Source extract →
------------

Patricia Anne Gaughan (born October 21, 1953) is the Chief United States district judge of the United States District Court for the Northern District of Ohio.

Education and career

Born in Lakewood, Ohio, Gaughan received a Bachelor of Arts degree from Saint Mary's College in 1975 and a Juris Doctor from Notre Dame Law School in 1978. She was an assistant prosecuting attorney of the Criminal Trial Division, Cuyahoga County Prosecutor's Office, Ohio from 1978 to 1983 and from 1984 to 1987. She was an Assistant United States Attorney of the Economic Crime Division, Northern District of Ohio from 1983 to 1984. She was an adjunct professor at Cleveland Marshall College of Law, Cleveland State University from 1983 to 1987, and was in private practice in Cleveland from 1984 to 1987. She was a judge of the Cuyahoga County Court of Common Pleas from 1987 to 1995.

------------

[Stored data]
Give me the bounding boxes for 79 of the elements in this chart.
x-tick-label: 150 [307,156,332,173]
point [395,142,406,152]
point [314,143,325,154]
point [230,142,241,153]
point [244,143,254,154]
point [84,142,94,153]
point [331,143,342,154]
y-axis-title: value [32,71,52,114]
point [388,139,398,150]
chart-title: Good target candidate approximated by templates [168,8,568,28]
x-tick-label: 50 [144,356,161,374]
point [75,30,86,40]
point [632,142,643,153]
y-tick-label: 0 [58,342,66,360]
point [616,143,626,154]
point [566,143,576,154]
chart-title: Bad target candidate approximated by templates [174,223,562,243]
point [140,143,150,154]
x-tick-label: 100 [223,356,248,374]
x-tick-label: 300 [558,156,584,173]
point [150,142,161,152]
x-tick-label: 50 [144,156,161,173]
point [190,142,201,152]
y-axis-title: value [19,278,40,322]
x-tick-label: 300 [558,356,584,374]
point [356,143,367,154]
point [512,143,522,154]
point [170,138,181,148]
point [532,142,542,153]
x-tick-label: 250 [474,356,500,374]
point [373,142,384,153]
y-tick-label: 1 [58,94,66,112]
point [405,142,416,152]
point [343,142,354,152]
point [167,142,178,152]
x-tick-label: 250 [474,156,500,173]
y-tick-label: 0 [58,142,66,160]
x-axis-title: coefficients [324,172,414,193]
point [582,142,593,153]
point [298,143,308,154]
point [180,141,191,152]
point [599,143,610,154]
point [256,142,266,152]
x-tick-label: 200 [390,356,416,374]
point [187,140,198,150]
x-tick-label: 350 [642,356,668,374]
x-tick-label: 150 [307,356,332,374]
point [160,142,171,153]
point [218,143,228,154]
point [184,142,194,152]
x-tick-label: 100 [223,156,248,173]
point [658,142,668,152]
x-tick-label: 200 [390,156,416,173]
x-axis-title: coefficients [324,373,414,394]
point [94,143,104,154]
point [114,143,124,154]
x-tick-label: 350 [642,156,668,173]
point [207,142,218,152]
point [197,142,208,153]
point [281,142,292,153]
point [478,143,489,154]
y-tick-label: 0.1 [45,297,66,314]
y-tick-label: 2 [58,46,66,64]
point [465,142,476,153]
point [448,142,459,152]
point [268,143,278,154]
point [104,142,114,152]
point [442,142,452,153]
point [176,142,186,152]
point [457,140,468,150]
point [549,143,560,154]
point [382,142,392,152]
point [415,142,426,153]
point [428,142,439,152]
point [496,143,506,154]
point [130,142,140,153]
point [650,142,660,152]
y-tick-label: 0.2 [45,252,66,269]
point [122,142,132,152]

------------

Given task 1 → Using the Gaughan biography, decide whether each statement agrees with it: (a) Gaughan earned her Juris Doctor from Notre Dame Law School in 1978. (b) Gaughan served as an Assistant United States Attorney from 1983 to 1987. (c) Gaughan was born in Cleveland. For each, answer yes or no and quote the words of the biography that settle it.
Given task 2 → Duplicate everything in the Gaughan biography from "Born in Lakewood, Ohio, Gaughan" down to "1987 to 1995.".
Given task 3 → Write the next part of the Gaughan biography, picking up after its last sentence.

Answer 1 →
(a) Yes: "a Juris Doctor from Notre Dame Law School in 1978"
(b) No: "She was an Assistant United States Attorney of the Economic Crime Division, Northern District of Ohio from 1983 to 1984"
(c) No: "Born in Lakewood, Ohio"

Answer 2 →
Born in Lakewood, Ohio, Gaughan received a Bachelor of Arts degree from Saint Mary's College in 1975 and a Juris Doctor from Notre Dame Law School in 1978. She was an assistant prosecuting attorney of the Criminal Trial Division, Cuyahoga County Prosecutor's Office, Ohio from 1978 to 1983 and from 1984 to 1987. She was an Assistant United States Attorney of the Economic Crime Division, Northern District of Ohio from 1983 to 1984. She was an adjunct professor at Cleveland Marshall College of Law, Cleveland State University from 1983 to 1987, and was in private practice in Cleveland from 1984 to 1987. She was a judge of the Cuyahoga County Court of Common Pleas from 1987 to 1995.

Answer 3 →
Federal judicial service

On September 29, 1995, Gaughan was nominated by President Bill Clinton to a seat on the United States District Court for the Northern District of Ohio vacated by Ann Aldrich. Gaughan was confirmed by the United States Senate on December 22, 1995, and received her commission on December 26, 1995. She became Chief Judge on June 1, 2017.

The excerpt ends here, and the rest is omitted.